▶ GOAL: Your task is to copy every record exactly.

Records from a collection of figures:
....
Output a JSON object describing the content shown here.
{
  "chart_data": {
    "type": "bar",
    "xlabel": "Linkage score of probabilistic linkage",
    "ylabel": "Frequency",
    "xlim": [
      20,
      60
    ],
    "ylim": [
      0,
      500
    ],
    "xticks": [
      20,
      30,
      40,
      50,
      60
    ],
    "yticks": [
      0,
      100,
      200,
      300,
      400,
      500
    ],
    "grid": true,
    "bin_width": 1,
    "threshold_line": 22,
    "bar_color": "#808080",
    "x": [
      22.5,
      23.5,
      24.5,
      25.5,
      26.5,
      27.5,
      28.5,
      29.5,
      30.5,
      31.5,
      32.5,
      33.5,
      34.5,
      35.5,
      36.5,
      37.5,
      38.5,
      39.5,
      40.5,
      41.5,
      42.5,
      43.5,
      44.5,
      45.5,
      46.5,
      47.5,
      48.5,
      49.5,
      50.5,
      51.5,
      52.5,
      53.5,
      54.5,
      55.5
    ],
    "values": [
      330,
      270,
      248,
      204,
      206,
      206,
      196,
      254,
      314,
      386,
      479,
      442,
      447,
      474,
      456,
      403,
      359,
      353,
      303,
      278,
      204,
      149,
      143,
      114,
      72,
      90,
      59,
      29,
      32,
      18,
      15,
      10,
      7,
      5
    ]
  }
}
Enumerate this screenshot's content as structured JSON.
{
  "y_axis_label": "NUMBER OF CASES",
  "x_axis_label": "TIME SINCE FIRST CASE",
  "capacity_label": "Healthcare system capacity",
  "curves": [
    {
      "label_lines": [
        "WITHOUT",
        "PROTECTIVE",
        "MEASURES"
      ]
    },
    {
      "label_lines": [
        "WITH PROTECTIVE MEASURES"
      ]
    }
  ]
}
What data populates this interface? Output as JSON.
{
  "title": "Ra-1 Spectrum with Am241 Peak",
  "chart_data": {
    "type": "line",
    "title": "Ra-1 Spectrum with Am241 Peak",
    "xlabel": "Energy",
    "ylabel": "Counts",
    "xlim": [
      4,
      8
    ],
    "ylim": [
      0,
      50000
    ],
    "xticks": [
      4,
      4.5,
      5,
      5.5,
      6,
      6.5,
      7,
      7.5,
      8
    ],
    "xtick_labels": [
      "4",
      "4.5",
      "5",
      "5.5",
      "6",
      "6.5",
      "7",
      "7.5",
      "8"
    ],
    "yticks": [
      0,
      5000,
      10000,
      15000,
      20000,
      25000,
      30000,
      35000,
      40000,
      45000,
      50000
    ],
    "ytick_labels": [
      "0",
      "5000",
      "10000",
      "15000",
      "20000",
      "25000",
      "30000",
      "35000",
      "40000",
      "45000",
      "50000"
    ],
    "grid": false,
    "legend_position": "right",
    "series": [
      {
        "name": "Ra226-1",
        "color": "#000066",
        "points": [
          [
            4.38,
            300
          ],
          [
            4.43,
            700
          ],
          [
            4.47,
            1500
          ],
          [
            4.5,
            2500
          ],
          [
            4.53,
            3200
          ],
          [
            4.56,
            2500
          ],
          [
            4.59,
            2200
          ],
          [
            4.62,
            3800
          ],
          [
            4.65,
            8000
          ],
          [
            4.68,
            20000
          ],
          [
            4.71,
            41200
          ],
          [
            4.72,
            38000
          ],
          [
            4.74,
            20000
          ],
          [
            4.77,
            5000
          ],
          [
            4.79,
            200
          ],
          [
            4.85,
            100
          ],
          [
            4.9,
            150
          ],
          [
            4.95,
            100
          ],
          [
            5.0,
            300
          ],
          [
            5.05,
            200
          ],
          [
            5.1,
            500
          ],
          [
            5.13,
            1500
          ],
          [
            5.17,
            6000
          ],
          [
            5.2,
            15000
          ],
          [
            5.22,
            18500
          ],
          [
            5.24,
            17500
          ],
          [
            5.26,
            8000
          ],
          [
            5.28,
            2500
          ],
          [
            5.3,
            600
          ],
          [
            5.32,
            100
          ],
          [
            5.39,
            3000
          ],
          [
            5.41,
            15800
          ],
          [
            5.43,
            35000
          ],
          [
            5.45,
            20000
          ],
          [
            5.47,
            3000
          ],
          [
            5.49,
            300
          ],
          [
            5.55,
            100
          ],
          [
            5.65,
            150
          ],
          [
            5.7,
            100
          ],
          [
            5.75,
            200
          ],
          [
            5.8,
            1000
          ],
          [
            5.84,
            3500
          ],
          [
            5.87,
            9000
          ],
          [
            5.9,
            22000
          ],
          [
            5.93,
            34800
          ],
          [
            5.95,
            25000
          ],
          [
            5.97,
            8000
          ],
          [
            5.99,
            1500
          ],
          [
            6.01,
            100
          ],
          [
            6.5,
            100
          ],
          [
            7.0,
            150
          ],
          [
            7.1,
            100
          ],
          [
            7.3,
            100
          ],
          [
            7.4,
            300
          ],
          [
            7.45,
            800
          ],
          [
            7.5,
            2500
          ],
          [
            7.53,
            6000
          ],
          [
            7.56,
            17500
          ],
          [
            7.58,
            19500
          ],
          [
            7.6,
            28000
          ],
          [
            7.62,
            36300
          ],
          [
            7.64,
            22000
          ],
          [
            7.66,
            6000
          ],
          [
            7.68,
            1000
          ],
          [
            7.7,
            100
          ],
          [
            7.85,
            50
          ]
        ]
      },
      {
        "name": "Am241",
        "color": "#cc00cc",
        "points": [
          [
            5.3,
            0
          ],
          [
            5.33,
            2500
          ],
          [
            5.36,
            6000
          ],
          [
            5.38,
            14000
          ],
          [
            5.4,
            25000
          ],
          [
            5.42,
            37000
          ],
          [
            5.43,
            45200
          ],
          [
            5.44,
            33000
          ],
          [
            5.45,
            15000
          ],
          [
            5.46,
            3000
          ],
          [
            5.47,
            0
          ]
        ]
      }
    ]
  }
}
....
▶ TASK SOLUTION:
Output a JSON object describing the content shown here.
{
  "chart_data": {
    "type": "bar",
    "xlabel": "Linkage score of probabilistic linkage",
    "ylabel": "Frequency",
    "xlim": [
      20,
      60
    ],
    "ylim": [
      0,
      500
    ],
    "xticks": [
      20,
      30,
      40,
      50,
      60
    ],
    "yticks": [
      0,
      100,
      200,
      300,
      400,
      500
    ],
    "grid": true,
    "bin_width": 1,
    "threshold_line": 22,
    "bar_color": "#808080",
    "x": [
      22.5,
      23.5,
      24.5,
      25.5,
      26.5,
      27.5,
      28.5,
      29.5,
      30.5,
      31.5,
      32.5,
      33.5,
      34.5,
      35.5,
      36.5,
      37.5,
      38.5,
      39.5,
      40.5,
      41.5,
      42.5,
      43.5,
      44.5,
      45.5,
      46.5,
      47.5,
      48.5,
      49.5,
      50.5,
      51.5,
      52.5,
      53.5,
      54.5,
      55.5
    ],
    "values": [
      330,
      270,
      248,
      204,
      206,
      206,
      196,
      254,
      314,
      386,
      479,
      442,
      447,
      474,
      456,
      403,
      359,
      353,
      303,
      278,
      204,
      149,
      143,
      114,
      72,
      90,
      59,
      29,
      32,
      18,
      15,
      10,
      7,
      5
    ]
  }
}
Enumerate this screenshot's content as structured JSON.
{
  "y_axis_label": "NUMBER OF CASES",
  "x_axis_label": "TIME SINCE FIRST CASE",
  "capacity_label": "Healthcare system capacity",
  "curves": [
    {
      "label_lines": [
        "WITHOUT",
        "PROTECTIVE",
        "MEASURES"
      ]
    },
    {
      "label_lines": [
        "WITH PROTECTIVE MEASURES"
      ]
    }
  ]
}
What data populates this interface? Output as JSON.
{
  "title": "Ra-1 Spectrum with Am241 Peak",
  "chart_data": {
    "type": "line",
    "title": "Ra-1 Spectrum with Am241 Peak",
    "xlabel": "Energy",
    "ylabel": "Counts",
    "xlim": [
      4,
      8
    ],
    "ylim": [
      0,
      50000
    ],
    "xticks": [
      4,
      4.5,
      5,
      5.5,
      6,
      6.5,
      7,
      7.5,
      8
    ],
    "xtick_labels": [
      "4",
      "4.5",
      "5",
      "5.5",
      "6",
      "6.5",
      "7",
      "7.5",
      "8"
    ],
    "yticks": [
      0,
      5000,
      10000,
      15000,
      20000,
      25000,
      30000,
      35000,
      40000,
      45000,
      50000
    ],
    "ytick_labels": [
      "0",
      "5000",
      "10000",
      "15000",
      "20000",
      "25000",
      "30000",
      "35000",
      "40000",
      "45000",
      "50000"
    ],
    "grid": false,
    "legend_position": "right",
    "series": [
      {
        "name": "Ra226-1",
        "color": "#000066",
        "points": [
          [
            4.38,
            300
          ],
          [
            4.43,
            700
          ],
          [
            4.47,
            1500
          ],
          [
            4.5,
            2500
          ],
          [
            4.53,
            3200
          ],
          [
            4.56,
            2500
          ],
          [
            4.59,
            2200
          ],
          [
            4.62,
            3800
          ],
          [
            4.65,
            8000
          ],
          [
            4.68,
            20000
          ],
          [
            4.71,
            41200
          ],
          [
            4.72,
            38000
          ],
          [
            4.74,
            20000
          ],
          [
            4.77,
            5000
          ],
          [
            4.79,
            200
          ],
          [
            4.85,
            100
          ],
          [
            4.9,
            150
          ],
          [
            4.95,
            100
          ],
          [
            5.0,
            300
          ],
          [
            5.05,
            200
          ],
          [
            5.1,
            500
          ],
          [
            5.13,
            1500
          ],
          [
            5.17,
            6000
          ],
          [
            5.2,
            15000
          ],
          [
            5.22,
            18500
          ],
          [
            5.24,
            17500
          ],
          [
            5.26,
            8000
          ],
          [
            5.28,
            2500
          ],
          [
            5.3,
            600
          ],
          [
            5.32,
            100
          ],
          [
            5.39,
            3000
          ],
          [
            5.41,
            15800
          ],
          [
            5.43,
            35000
          ],
          [
            5.45,
            20000
          ],
          [
            5.47,
            3000
          ],
          [
            5.49,
            300
          ],
          [
            5.55,
            100
          ],
          [
            5.65,
            150
          ],
          [
            5.7,
            100
          ],
          [
            5.75,
            200
          ],
          [
            5.8,
            1000
          ],
          [
            5.84,
            3500
          ],
          [
            5.87,
            9000
          ],
          [
            5.9,
            22000
          ],
          [
            5.93,
            34800
          ],
          [
            5.95,
            25000
          ],
          [
            5.97,
            8000
          ],
          [
            5.99,
            1500
          ],
          [
            6.01,
            100
          ],
          [
            6.5,
            100
          ],
          [
            7.0,
            150
          ],
          [
            7.1,
            100
          ],
          [
            7.3,
            100
          ],
          [
            7.4,
            300
          ],
          [
            7.45,
            800
          ],
          [
            7.5,
            2500
          ],
          [
            7.53,
            6000
          ],
          [
            7.56,
            17500
          ],
          [
            7.58,
            19500
          ],
          [
            7.6,
            28000
          ],
          [
            7.62,
            36300
          ],
          [
            7.64,
            22000
          ],
          [
            7.66,
            6000
          ],
          [
            7.68,
            1000
          ],
          [
            7.7,
            100
          ],
          [
            7.85,
            50
          ]
        ]
      },
      {
        "name": "Am241",
        "color": "#cc00cc",
        "points": [
          [
            5.3,
            0
          ],
          [
            5.33,
            2500
          ],
          [
            5.36,
            6000
          ],
          [
            5.38,
            14000
          ],
          [
            5.4,
            25000
          ],
          [
            5.42,
            37000
          ],
          [
            5.43,
            45200
          ],
          [
            5.44,
            33000
          ],
          [
            5.45,
            15000
          ],
          [
            5.46,
            3000
          ],
          [
            5.47,
            0
          ]
        ]
      }
    ]
  }
}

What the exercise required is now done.